» EXERCISE GOAL
Pick out every line in the data below that holds "your".

** Start RECORD SET **

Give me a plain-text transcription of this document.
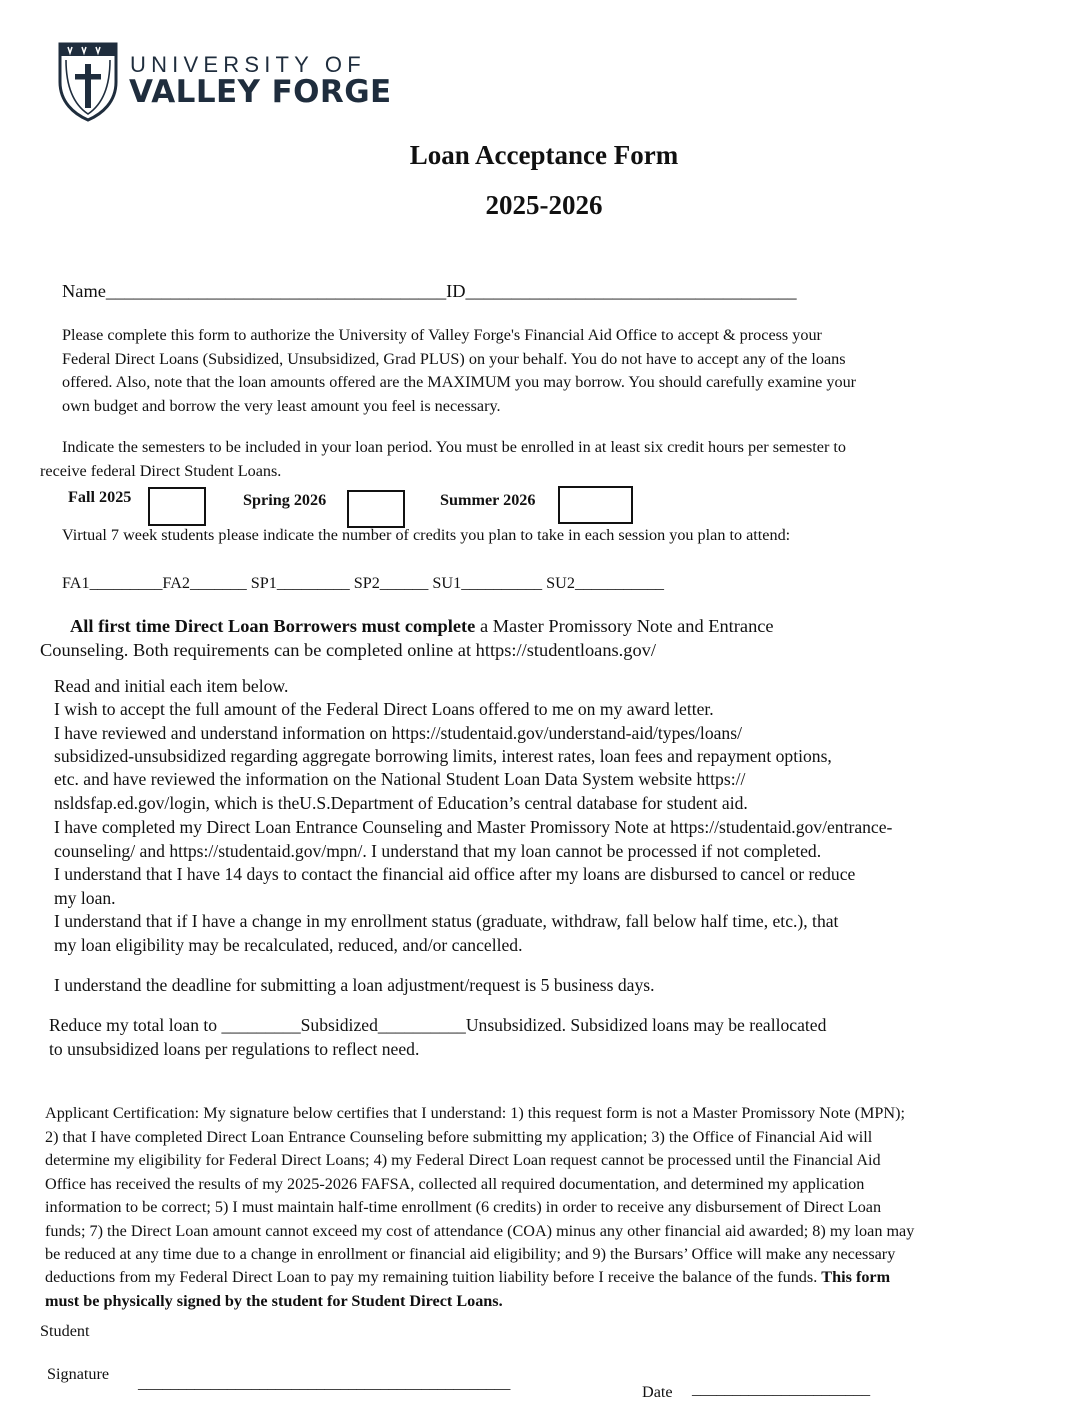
UNIVERSITY OF
VALLEY FORGE
Loan Acceptance Form
2025-2026
Name_____________________________________ID____________________________________
Please complete this form to authorize the University of Valley Forge's Financial Aid Office to accept & process your
Federal Direct Loans (Subsidized, Unsubsidized, Grad PLUS) on your behalf. You do not have to accept any of the loans
offered. Also, note that the loan amounts offered are the MAXIMUM you may borrow. You should carefully examine your
own budget and borrow the very least amount you feel is necessary.
Indicate the semesters to be included in your loan period. You must be enrolled in at least six credit hours per semester to
receive federal Direct Student Loans.
Fall 2025	Spring 2026	Summer 2026
Virtual 7 week students please indicate the number of credits you plan to take in each session you plan to attend:
FA1_________FA2_______ SP1_________ SP2______ SU1__________ SU2___________
All first time Direct Loan Borrowers must complete a Master Promissory Note and Entrance
Counseling. Both requirements can be completed online at https://studentloans.gov/
Read and initial each item below.
I wish to accept the full amount of the Federal Direct Loans offered to me on my award letter.
I have reviewed and understand information on https://studentaid.gov/understand-aid/types/loans/
subsidized-unsubsidized regarding aggregate borrowing limits, interest rates, loan fees and repayment options,
etc. and have reviewed the information on the National Student Loan Data System website https://
nsldsfap.ed.gov/login, which is theU.S.Department of Education’s central database for student aid.
I have completed my Direct Loan Entrance Counseling and Master Promissory Note at https://studentaid.gov/entrance-
counseling/ and https://studentaid.gov/mpn/. I understand that my loan cannot be processed if not completed.
I understand that I have 14 days to contact the financial aid office after my loans are disbursed to cancel or reduce
my loan.
I understand that if I have a change in my enrollment status (graduate, withdraw, fall below half time, etc.), that
my loan eligibility may be recalculated, reduced, and/or cancelled.
I understand the deadline for submitting a loan adjustment/request is 5 business days.
Reduce my total loan to _________Subsidized__________Unsubsidized. Subsidized loans may be reallocated
to unsubsidized loans per regulations to reflect need.
Applicant Certification: My signature below certifies that I understand: 1) this request form is not a Master Promissory Note (MPN);
2) that I have completed Direct Loan Entrance Counseling before submitting my application; 3) the Office of Financial Aid will
determine my eligibility for Federal Direct Loans; 4) my Federal Direct Loan request cannot be processed until the Financial Aid
Office has received the results of my 2025-2026 FAFSA, collected all required documentation, and determined my application
information to be correct; 5) I must maintain half-time enrollment (6 credits) in order to receive any disbursement of Direct Loan
funds; 7) the Direct Loan amount cannot exceed my cost of attendance (COA) minus any other financial aid awarded; 8) my loan may
be reduced at any time due to a change in enrollment or financial aid eligibility; and 9) the Bursars’ Office will make any necessary
deductions from my Federal Direct Loan to pay my remaining tuition liability before I receive the balance of the funds. This form
must be physically signed by the student for Student Direct Loans.
Student
Signature ______________________________________________	Date ______________________
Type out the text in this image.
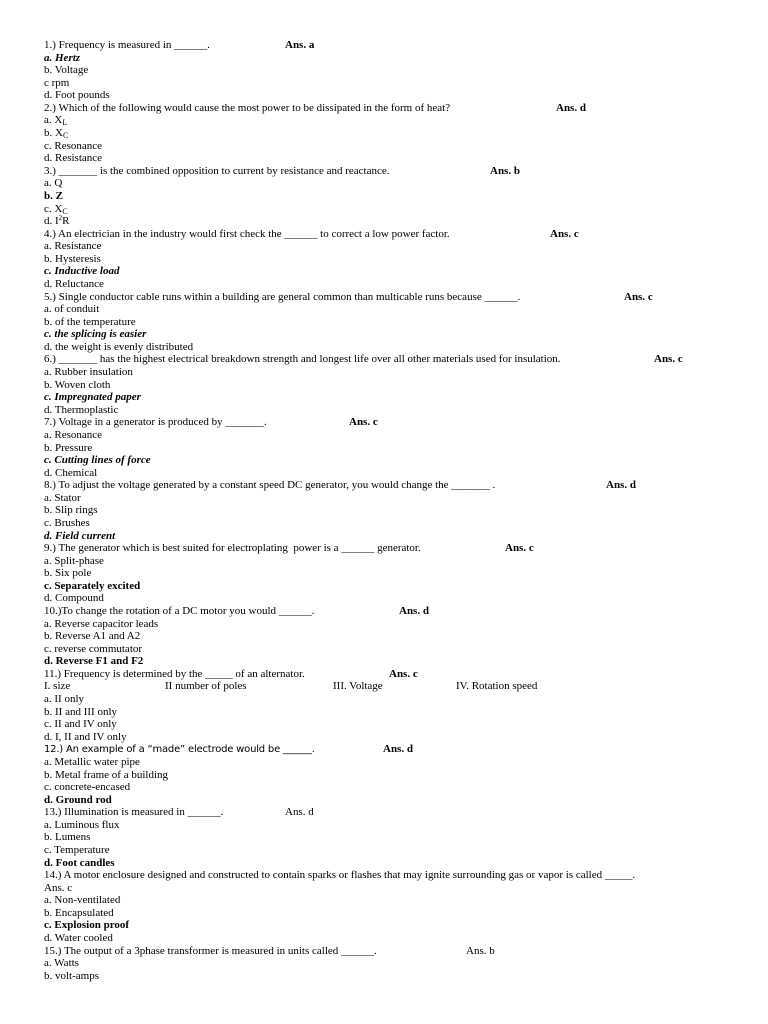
1.) Frequency is measured in ______.	Ans. a
a. Hertz
b. Voltage
c rpm
d. Foot pounds
2.) Which of the following would cause the most power to be dissipated in the form of heat?	Ans. d
a. $X_L$
b. $X_C$
c. Resonance
d. Resistance
3.) _______ is the combined opposition to current by resistance and reactance.	Ans. b
a. Q
b. Z
c. $X_C$
d. $I^2R$
4.) An electrician in the industry would first check the ______ to correct a low power factor.	Ans. c
a. Resistance
b. Hysteresis
c. Inductive load
d. Reluctance
5.) Single conductor cable runs within a building are general common than multicable runs because ______.	Ans. c
a. of conduit
b. of the temperature
c. the splicing is easier
d. the weight is evenly distributed
6.) _______ has the highest electrical breakdown strength and longest life over all other materials used for insulation.	Ans. c
a. Rubber insulation
b. Woven cloth
c. Impregnated paper
d. Thermoplastic
7.) Voltage in a generator is produced by _______.	Ans. c
a. Resonance
b. Pressure
c. Cutting lines of force
d. Chemical
8.) To adjust the voltage generated by a constant speed DC generator, you would change the _______ .	Ans. d
a. Stator
b. Slip rings
c. Brushes
d. Field current
9.) The generator which is best suited for electroplating  power is a ______ generator.	Ans. c
a. Split-phase
b. Six pole
c. Separately excited
d. Compound
10.)To change the rotation of a DC motor you would ______.	Ans. d
a. Reverse capacitor leads
b. Reverse A1 and A2
c. reverse commutator
d. Reverse F1 and F2
11.) Frequency is determined by the _____ of an alternator.	Ans. c
I. size	II number of poles	III. Voltage	IV. Rotation speed
a. II only
b. II and III only
c. II and IV only
d. I, II and IV only
12.) An example of a “made” electrode would be ______.	Ans. d
a. Metallic water pipe
b. Metal frame of a building
c. concrete-encased
d. Ground rod
13.) Illumination is measured in ______.	Ans. d
a. Luminous flux
b. Lumens
c. Temperature
d. Foot candles
14.) A motor enclosure designed and constructed to contain sparks or flashes that may ignite surrounding gas or vapor is called _____.
Ans. c
a. Non-ventilated
b. Encapsulated
c. Explosion proof
d. Water cooled
15.) The output of a 3phase transformer is measured in units called ______.	Ans. b
a. Watts
b. volt-amps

** End RECORD SET **

» ANSWER FOR THE TASK
Please complete this form to authorize the University of Valley Forge's Financial Aid Office to accept & process your
Federal Direct Loans (Subsidized, Unsubsidized, Grad PLUS) on your behalf. You do not have to accept any of the loans
offered. Also, note that the loan amounts offered are the MAXIMUM you may borrow. You should carefully examine your
Indicate the semesters to be included in your loan period. You must be enrolled in at least six credit hours per semester to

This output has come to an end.